◆ **Excerto da página**
┌──
“As personagens tinham de ser simpáticas, ou achava-se que o filme seria um falhanço. Se a personagem fosse um patife, no final havia uma reviravolta para ela se redimir. Eu odiava isso”. Palavras do senhor Tarantino sobre o cinema americano dos anos oitenta proferidas no último Festival de Cannes. Acrescentou ainda o dito senhor que a década de oitenta foi a mais “repressiva do cinema americano depois da década de 1950”. Uma pessoa até pode tender a concordar com isto, mas depois pensa e olha mais de perto e chega à conclusão que os provavelmente mais subversivos filmes americanos dos últimos trinta anos vieram todos da época “mais repressiva do cinema americano”, como o RoboCop (RoboCop – O polícia do futuro, 1987) ou o They Live (Eles Vivem, 1988) ou o To Live and Die in L.A. (Viver e Morrer em Los Angeles, 1985), todos eles, também, filmes de Hollywood.
A primeira voz a ouvir-se em To Live and Die in L.A. é a do presidente Ronald Reagan, o homem que desregulamentou a economia e cortou impostos até ao céu, numa liberalização que resultaria em grande paz e felicidade para o povo norte-americano, com este a atingir em 1989, no fim da presidência de Reagan, o maior estado de prosperidade desde o fim da Segunda Grande Guerra. Houve, no entanto, uma meia dúzia de pessoas que não aceitaram de bom grado estas políticas de crescimento económico, todas elas pertencentes a sindicatos maldosos que não queriam que a economia crescesse e que as pessoas estivessem alegres e felizes (tal e qual como sucedia na Inglaterra do senhor Thatcher). Ronald tratou-lhes da saúde e acabou tudo em beleza, com muito dinheiro a circular entre toda a gente.
Esta escolha de Reagan é perfeitamente entendível: num filme onde toda a gente quer os seus interesses defendidos, o seu quinhão preservado e se possível apoderar-se do dos outros, quem melhor para iniciar as “hostilidades” que o maior executor, na década de oitenta, do “salve-se quem puder” individualista? E melhor ainda: sem qualquer vislumbre de moralismos e condenações sobre o que estava a acontecer nos EUA em 1985. Apenas e só desgraçados e desgraçadas a jamais caírem na esparrela de serem ingénuos e deixarem que lhes passassem por cima. Sempre com muitas notas envolvidas, claro. Tal como dizia o camarada Deng Xiaoping, “ser rico é glorioso”.
└──
◆ **Objetivo do exercício**
Reproduza textualmente o trecho do excerto da página que começa em "A primeira voz" e termina em "toda a gente.", incluindo estas últimas palavras.

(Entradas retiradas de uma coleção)
┌──
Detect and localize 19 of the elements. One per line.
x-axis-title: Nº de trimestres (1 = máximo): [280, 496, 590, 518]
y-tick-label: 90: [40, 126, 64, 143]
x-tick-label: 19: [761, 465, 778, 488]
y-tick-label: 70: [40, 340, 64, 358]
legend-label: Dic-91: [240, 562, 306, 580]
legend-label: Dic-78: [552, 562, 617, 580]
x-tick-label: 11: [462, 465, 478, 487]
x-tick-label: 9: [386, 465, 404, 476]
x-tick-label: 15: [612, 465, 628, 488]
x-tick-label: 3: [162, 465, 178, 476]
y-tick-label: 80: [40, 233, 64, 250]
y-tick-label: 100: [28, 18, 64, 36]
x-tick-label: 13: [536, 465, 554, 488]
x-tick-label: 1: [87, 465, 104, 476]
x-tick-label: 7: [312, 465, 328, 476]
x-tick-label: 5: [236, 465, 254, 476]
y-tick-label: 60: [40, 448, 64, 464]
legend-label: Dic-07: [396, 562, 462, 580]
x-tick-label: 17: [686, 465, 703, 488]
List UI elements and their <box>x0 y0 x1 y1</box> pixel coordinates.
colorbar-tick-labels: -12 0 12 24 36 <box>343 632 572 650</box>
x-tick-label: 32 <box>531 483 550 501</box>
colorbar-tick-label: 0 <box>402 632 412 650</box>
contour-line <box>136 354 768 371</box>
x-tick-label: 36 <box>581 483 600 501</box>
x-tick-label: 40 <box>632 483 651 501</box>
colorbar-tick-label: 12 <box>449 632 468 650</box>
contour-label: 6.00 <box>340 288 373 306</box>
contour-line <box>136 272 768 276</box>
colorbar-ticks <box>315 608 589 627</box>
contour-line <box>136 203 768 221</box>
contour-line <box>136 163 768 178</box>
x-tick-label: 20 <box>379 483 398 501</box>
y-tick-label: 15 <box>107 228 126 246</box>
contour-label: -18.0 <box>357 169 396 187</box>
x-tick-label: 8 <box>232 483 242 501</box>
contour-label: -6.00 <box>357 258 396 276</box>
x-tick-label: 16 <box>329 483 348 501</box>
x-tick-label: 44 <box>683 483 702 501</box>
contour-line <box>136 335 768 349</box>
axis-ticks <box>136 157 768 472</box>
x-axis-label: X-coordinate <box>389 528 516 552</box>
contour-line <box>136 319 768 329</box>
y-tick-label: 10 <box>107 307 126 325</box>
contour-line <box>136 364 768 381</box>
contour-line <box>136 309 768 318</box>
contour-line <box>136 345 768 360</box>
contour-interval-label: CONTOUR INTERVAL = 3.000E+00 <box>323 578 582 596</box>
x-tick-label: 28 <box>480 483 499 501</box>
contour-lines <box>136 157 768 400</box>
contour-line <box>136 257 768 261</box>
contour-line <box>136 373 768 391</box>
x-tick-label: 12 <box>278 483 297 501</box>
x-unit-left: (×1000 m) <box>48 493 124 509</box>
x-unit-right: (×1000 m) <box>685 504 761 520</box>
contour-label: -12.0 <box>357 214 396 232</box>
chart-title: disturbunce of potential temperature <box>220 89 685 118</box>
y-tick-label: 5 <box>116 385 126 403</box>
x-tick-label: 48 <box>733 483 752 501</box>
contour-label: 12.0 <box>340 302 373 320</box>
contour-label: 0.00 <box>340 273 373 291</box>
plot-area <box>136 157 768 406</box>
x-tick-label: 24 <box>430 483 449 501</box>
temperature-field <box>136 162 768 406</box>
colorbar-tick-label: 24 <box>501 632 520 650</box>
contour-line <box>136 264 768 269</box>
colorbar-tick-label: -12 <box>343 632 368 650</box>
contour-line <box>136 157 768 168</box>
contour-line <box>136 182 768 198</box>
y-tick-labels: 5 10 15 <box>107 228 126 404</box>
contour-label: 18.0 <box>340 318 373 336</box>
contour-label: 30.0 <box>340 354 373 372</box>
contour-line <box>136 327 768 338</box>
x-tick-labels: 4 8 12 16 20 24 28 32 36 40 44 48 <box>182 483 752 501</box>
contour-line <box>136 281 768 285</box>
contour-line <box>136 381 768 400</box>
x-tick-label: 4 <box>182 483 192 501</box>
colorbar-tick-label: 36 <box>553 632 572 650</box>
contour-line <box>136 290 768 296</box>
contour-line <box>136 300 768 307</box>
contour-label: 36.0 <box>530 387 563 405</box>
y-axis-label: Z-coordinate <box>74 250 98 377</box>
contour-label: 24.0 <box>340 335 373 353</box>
└──
◆ **Resposta escrita**
A primeira voz a ouvir-se em To Live and Die in L.A. é a do presidente Ronald Reagan, o homem que desregulamentou a economia e cortou impostos até ao céu, numa liberalização que resultaria em grande paz e felicidade para o povo norte-americano, com este a atingir em 1989, no fim da presidência de Reagan, o maior estado de prosperidade desde o fim da Segunda Grande Guerra. Houve, no entanto, uma meia dúzia de pessoas que não aceitaram de bom grado estas políticas de crescimento económico, todas elas pertencentes a sindicatos maldosos que não queriam que a economia crescesse e que as pessoas estivessem alegres e felizes (tal e qual como sucedia na Inglaterra do senhor Thatcher). Ronald tratou-lhes da saúde e acabou tudo em beleza, com muito dinheiro a circular entre toda a gente.